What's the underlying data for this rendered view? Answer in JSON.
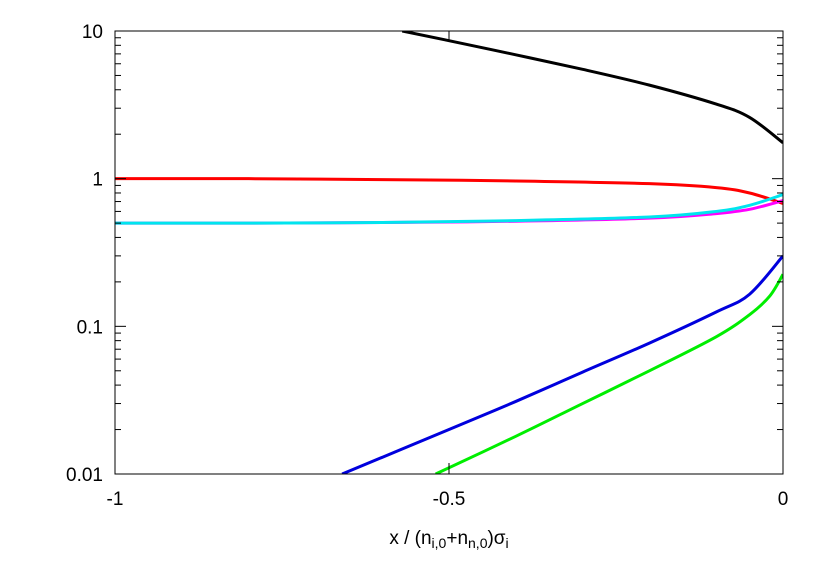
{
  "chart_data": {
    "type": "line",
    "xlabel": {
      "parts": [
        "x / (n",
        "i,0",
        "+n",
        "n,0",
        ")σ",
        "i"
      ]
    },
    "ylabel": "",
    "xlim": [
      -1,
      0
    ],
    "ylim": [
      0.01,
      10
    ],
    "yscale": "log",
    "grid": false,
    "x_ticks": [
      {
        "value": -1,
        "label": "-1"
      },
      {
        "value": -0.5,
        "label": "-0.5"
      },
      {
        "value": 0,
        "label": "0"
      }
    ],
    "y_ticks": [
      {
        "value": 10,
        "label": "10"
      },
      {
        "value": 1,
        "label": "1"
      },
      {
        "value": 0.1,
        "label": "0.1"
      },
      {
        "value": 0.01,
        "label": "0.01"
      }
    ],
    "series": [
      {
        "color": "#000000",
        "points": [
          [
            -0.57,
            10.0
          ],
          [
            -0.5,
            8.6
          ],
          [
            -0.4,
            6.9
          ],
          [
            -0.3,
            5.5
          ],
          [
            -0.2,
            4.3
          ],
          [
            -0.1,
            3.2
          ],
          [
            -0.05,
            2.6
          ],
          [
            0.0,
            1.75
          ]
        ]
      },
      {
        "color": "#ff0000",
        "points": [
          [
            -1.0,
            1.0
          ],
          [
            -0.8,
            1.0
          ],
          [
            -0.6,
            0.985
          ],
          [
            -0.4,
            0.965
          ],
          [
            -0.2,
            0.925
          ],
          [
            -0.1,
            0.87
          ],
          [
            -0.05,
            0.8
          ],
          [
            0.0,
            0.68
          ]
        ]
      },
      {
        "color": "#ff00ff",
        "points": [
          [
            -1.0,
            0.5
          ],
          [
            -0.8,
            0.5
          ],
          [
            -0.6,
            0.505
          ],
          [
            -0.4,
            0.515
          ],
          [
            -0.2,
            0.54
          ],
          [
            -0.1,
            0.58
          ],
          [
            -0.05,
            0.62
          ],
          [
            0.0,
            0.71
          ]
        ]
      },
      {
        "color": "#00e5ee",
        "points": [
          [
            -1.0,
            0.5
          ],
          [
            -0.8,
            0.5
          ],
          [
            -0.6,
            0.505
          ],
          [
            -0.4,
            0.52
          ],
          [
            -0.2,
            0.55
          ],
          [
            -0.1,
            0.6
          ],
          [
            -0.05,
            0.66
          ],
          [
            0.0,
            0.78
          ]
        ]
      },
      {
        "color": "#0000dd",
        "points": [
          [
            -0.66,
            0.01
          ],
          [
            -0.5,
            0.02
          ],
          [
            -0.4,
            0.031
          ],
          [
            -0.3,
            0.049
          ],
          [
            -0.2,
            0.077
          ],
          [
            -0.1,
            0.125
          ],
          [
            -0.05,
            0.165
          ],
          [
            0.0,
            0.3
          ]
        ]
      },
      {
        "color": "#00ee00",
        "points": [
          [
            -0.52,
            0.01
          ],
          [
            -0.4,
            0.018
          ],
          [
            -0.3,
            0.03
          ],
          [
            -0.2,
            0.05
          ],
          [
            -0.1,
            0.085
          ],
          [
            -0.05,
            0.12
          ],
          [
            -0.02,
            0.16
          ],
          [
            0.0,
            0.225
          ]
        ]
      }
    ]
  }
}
--
What this task involves ▸ Check each line of the data above for the word "color" and say how many lines have it. Give the number alone.

Full output ▸ 6